DATA ROWS:
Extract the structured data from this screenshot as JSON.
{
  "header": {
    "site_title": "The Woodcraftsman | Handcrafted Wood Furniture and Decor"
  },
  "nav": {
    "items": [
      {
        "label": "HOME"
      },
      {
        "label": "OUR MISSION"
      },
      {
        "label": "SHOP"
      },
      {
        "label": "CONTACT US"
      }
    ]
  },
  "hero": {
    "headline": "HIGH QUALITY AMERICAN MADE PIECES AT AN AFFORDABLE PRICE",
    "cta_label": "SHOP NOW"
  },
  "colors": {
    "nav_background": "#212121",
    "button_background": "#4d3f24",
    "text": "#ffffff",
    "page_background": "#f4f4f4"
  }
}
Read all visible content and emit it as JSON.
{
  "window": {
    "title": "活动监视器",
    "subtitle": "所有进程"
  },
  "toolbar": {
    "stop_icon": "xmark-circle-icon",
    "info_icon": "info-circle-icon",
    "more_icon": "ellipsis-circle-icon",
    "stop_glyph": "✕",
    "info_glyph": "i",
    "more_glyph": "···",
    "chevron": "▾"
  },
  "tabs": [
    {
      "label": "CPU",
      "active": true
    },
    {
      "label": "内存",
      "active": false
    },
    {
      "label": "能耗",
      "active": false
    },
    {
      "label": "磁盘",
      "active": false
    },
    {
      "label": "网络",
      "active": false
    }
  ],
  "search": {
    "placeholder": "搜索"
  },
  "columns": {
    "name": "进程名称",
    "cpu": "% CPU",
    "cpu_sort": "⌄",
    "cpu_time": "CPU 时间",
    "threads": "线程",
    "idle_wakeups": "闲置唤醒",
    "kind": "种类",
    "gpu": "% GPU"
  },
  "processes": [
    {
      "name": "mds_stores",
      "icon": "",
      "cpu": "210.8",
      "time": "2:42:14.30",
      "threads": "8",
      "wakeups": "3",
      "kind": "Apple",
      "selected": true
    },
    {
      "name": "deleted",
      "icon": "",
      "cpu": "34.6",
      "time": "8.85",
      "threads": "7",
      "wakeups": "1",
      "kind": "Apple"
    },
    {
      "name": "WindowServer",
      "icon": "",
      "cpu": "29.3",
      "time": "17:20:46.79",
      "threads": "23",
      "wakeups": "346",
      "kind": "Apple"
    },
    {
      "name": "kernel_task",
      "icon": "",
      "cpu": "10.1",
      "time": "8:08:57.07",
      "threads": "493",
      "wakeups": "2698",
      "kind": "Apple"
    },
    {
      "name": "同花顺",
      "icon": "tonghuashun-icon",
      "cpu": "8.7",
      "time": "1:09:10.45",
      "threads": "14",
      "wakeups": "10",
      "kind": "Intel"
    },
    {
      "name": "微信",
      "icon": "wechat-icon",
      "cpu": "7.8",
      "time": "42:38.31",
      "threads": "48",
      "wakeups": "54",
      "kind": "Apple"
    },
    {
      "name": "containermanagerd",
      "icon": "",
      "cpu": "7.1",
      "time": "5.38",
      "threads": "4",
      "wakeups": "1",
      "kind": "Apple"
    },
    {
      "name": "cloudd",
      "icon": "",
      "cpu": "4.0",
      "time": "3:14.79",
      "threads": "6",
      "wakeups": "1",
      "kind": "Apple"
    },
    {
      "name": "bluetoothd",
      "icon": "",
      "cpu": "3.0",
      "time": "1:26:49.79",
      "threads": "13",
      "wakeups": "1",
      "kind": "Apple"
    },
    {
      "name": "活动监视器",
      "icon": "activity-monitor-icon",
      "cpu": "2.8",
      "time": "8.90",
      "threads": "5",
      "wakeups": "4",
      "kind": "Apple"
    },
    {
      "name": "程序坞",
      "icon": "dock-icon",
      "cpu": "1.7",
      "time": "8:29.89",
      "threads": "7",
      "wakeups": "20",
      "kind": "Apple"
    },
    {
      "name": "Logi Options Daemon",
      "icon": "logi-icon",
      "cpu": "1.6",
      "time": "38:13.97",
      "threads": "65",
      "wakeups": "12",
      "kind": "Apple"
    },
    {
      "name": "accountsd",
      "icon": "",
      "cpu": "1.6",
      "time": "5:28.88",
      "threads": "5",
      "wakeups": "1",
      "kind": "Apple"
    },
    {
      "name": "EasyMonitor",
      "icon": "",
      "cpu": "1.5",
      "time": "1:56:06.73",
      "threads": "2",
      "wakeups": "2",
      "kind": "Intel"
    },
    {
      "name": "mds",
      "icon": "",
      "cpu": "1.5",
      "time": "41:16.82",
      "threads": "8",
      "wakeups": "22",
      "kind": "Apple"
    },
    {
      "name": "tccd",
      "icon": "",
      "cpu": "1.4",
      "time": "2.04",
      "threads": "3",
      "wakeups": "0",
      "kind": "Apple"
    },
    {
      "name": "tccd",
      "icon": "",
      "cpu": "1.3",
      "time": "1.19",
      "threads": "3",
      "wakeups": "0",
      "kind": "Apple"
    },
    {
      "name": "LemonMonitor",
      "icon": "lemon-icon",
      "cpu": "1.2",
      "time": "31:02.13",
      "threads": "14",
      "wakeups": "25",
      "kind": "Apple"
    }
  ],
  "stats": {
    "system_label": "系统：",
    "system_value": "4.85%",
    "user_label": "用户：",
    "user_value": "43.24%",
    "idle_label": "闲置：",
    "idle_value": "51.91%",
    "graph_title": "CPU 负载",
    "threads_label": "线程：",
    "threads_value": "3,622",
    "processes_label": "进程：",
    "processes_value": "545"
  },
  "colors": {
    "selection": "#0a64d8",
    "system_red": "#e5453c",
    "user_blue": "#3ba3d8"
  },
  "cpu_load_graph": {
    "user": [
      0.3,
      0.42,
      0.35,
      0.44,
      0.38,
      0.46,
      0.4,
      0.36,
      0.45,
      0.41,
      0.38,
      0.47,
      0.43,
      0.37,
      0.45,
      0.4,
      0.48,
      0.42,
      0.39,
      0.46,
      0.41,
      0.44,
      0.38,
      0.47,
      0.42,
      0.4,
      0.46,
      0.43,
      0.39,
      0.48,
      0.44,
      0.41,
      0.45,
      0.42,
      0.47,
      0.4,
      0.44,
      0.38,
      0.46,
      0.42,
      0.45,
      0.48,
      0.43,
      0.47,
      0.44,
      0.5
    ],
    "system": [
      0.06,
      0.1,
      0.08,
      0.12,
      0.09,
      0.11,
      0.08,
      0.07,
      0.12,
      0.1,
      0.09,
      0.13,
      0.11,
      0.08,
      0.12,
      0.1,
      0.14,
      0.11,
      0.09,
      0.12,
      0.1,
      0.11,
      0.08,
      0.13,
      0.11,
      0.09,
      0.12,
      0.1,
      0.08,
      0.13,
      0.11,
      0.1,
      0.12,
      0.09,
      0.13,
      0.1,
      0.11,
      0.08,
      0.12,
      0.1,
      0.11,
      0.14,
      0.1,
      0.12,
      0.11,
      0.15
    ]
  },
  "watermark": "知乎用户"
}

PROBLEM TO SOLVE: Print the records above in full, exactly.

SOLUTION:
Extract the structured data from this screenshot as JSON.
{
  "header": {
    "site_title": "The Woodcraftsman | Handcrafted Wood Furniture and Decor"
  },
  "nav": {
    "items": [
      {
        "label": "HOME"
      },
      {
        "label": "OUR MISSION"
      },
      {
        "label": "SHOP"
      },
      {
        "label": "CONTACT US"
      }
    ]
  },
  "hero": {
    "headline": "HIGH QUALITY AMERICAN MADE PIECES AT AN AFFORDABLE PRICE",
    "cta_label": "SHOP NOW"
  },
  "colors": {
    "nav_background": "#212121",
    "button_background": "#4d3f24",
    "text": "#ffffff",
    "page_background": "#f4f4f4"
  }
}
Read all visible content and emit it as JSON.
{
  "window": {
    "title": "活动监视器",
    "subtitle": "所有进程"
  },
  "toolbar": {
    "stop_icon": "xmark-circle-icon",
    "info_icon": "info-circle-icon",
    "more_icon": "ellipsis-circle-icon",
    "stop_glyph": "✕",
    "info_glyph": "i",
    "more_glyph": "···",
    "chevron": "▾"
  },
  "tabs": [
    {
      "label": "CPU",
      "active": true
    },
    {
      "label": "内存",
      "active": false
    },
    {
      "label": "能耗",
      "active": false
    },
    {
      "label": "磁盘",
      "active": false
    },
    {
      "label": "网络",
      "active": false
    }
  ],
  "search": {
    "placeholder": "搜索"
  },
  "columns": {
    "name": "进程名称",
    "cpu": "% CPU",
    "cpu_sort": "⌄",
    "cpu_time": "CPU 时间",
    "threads": "线程",
    "idle_wakeups": "闲置唤醒",
    "kind": "种类",
    "gpu": "% GPU"
  },
  "processes": [
    {
      "name": "mds_stores",
      "icon": "",
      "cpu": "210.8",
      "time": "2:42:14.30",
      "threads": "8",
      "wakeups": "3",
      "kind": "Apple",
      "selected": true
    },
    {
      "name": "deleted",
      "icon": "",
      "cpu": "34.6",
      "time": "8.85",
      "threads": "7",
      "wakeups": "1",
      "kind": "Apple"
    },
    {
      "name": "WindowServer",
      "icon": "",
      "cpu": "29.3",
      "time": "17:20:46.79",
      "threads": "23",
      "wakeups": "346",
      "kind": "Apple"
    },
    {
      "name": "kernel_task",
      "icon": "",
      "cpu": "10.1",
      "time": "8:08:57.07",
      "threads": "493",
      "wakeups": "2698",
      "kind": "Apple"
    },
    {
      "name": "同花顺",
      "icon": "tonghuashun-icon",
      "cpu": "8.7",
      "time": "1:09:10.45",
      "threads": "14",
      "wakeups": "10",
      "kind": "Intel"
    },
    {
      "name": "微信",
      "icon": "wechat-icon",
      "cpu": "7.8",
      "time": "42:38.31",
      "threads": "48",
      "wakeups": "54",
      "kind": "Apple"
    },
    {
      "name": "containermanagerd",
      "icon": "",
      "cpu": "7.1",
      "time": "5.38",
      "threads": "4",
      "wakeups": "1",
      "kind": "Apple"
    },
    {
      "name": "cloudd",
      "icon": "",
      "cpu": "4.0",
      "time": "3:14.79",
      "threads": "6",
      "wakeups": "1",
      "kind": "Apple"
    },
    {
      "name": "bluetoothd",
      "icon": "",
      "cpu": "3.0",
      "time": "1:26:49.79",
      "threads": "13",
      "wakeups": "1",
      "kind": "Apple"
    },
    {
      "name": "活动监视器",
      "icon": "activity-monitor-icon",
      "cpu": "2.8",
      "time": "8.90",
      "threads": "5",
      "wakeups": "4",
      "kind": "Apple"
    },
    {
      "name": "程序坞",
      "icon": "dock-icon",
      "cpu": "1.7",
      "time": "8:29.89",
      "threads": "7",
      "wakeups": "20",
      "kind": "Apple"
    },
    {
      "name": "Logi Options Daemon",
      "icon": "logi-icon",
      "cpu": "1.6",
      "time": "38:13.97",
      "threads": "65",
      "wakeups": "12",
      "kind": "Apple"
    },
    {
      "name": "accountsd",
      "icon": "",
      "cpu": "1.6",
      "time": "5:28.88",
      "threads": "5",
      "wakeups": "1",
      "kind": "Apple"
    },
    {
      "name": "EasyMonitor",
      "icon": "",
      "cpu": "1.5",
      "time": "1:56:06.73",
      "threads": "2",
      "wakeups": "2",
      "kind": "Intel"
    },
    {
      "name": "mds",
      "icon": "",
      "cpu": "1.5",
      "time": "41:16.82",
      "threads": "8",
      "wakeups": "22",
      "kind": "Apple"
    },
    {
      "name": "tccd",
      "icon": "",
      "cpu": "1.4",
      "time": "2.04",
      "threads": "3",
      "wakeups": "0",
      "kind": "Apple"
    },
    {
      "name": "tccd",
      "icon": "",
      "cpu": "1.3",
      "time": "1.19",
      "threads": "3",
      "wakeups": "0",
      "kind": "Apple"
    },
    {
      "name": "LemonMonitor",
      "icon": "lemon-icon",
      "cpu": "1.2",
      "time": "31:02.13",
      "threads": "14",
      "wakeups": "25",
      "kind": "Apple"
    }
  ],
  "stats": {
    "system_label": "系统：",
    "system_value": "4.85%",
    "user_label": "用户：",
    "user_value": "43.24%",
    "idle_label": "闲置：",
    "idle_value": "51.91%",
    "graph_title": "CPU 负载",
    "threads_label": "线程：",
    "threads_value": "3,622",
    "processes_label": "进程：",
    "processes_value": "545"
  },
  "colors": {
    "selection": "#0a64d8",
    "system_red": "#e5453c",
    "user_blue": "#3ba3d8"
  },
  "cpu_load_graph": {
    "user": [
      0.3,
      0.42,
      0.35,
      0.44,
      0.38,
      0.46,
      0.4,
      0.36,
      0.45,
      0.41,
      0.38,
      0.47,
      0.43,
      0.37,
      0.45,
      0.4,
      0.48,
      0.42,
      0.39,
      0.46,
      0.41,
      0.44,
      0.38,
      0.47,
      0.42,
      0.4,
      0.46,
      0.43,
      0.39,
      0.48,
      0.44,
      0.41,
      0.45,
      0.42,
      0.47,
      0.4,
      0.44,
      0.38,
      0.46,
      0.42,
      0.45,
      0.48,
      0.43,
      0.47,
      0.44,
      0.5
    ],
    "system": [
      0.06,
      0.1,
      0.08,
      0.12,
      0.09,
      0.11,
      0.08,
      0.07,
      0.12,
      0.1,
      0.09,
      0.13,
      0.11,
      0.08,
      0.12,
      0.1,
      0.14,
      0.11,
      0.09,
      0.12,
      0.1,
      0.11,
      0.08,
      0.13,
      0.11,
      0.09,
      0.12,
      0.1,
      0.08,
      0.13,
      0.11,
      0.1,
      0.12,
      0.09,
      0.13,
      0.1,
      0.11,
      0.08,
      0.12,
      0.1,
      0.11,
      0.14,
      0.1,
      0.12,
      0.11,
      0.15
    ]
  },
  "watermark": "知乎用户"
}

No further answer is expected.